* **Set task**: Answer with nothing but a number: how many lines include the word "голове"?

* **Dataset rows**:
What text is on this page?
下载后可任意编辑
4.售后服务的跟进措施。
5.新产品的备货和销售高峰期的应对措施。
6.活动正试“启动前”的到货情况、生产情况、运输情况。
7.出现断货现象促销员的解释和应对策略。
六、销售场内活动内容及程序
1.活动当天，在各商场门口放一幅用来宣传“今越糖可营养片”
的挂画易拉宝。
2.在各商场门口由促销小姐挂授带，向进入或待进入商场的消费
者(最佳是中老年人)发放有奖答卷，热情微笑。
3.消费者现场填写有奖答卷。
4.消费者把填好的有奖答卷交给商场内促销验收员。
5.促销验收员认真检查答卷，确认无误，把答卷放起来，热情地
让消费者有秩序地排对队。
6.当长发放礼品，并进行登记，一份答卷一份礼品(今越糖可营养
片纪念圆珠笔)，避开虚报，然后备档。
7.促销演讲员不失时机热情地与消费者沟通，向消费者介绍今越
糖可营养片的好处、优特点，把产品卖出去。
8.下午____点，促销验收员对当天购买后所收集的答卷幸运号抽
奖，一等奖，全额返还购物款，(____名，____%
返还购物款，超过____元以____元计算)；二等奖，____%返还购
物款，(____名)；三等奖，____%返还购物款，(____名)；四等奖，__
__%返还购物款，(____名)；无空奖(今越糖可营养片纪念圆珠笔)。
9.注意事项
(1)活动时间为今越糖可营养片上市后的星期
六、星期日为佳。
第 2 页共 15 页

---

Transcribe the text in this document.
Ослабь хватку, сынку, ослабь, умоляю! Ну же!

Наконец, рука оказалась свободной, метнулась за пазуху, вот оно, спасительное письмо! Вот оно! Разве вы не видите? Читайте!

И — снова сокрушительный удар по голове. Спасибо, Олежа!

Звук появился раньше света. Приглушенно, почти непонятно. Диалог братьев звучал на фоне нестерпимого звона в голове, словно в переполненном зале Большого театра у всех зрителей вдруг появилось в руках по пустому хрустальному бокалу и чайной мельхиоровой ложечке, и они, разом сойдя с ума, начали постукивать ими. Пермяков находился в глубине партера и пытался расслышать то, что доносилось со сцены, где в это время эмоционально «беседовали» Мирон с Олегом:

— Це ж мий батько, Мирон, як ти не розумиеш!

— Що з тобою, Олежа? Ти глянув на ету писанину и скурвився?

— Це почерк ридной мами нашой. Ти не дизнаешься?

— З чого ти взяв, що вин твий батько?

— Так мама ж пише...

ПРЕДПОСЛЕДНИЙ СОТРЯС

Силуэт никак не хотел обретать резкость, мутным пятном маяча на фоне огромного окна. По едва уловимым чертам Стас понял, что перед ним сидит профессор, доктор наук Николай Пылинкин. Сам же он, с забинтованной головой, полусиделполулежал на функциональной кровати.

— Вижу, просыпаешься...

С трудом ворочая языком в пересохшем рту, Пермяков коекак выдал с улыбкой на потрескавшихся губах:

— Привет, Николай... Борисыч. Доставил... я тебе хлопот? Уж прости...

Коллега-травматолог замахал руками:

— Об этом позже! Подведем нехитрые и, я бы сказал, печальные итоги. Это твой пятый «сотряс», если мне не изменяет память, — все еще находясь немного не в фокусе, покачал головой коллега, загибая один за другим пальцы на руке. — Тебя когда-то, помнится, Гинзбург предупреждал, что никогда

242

* **Reply**: 2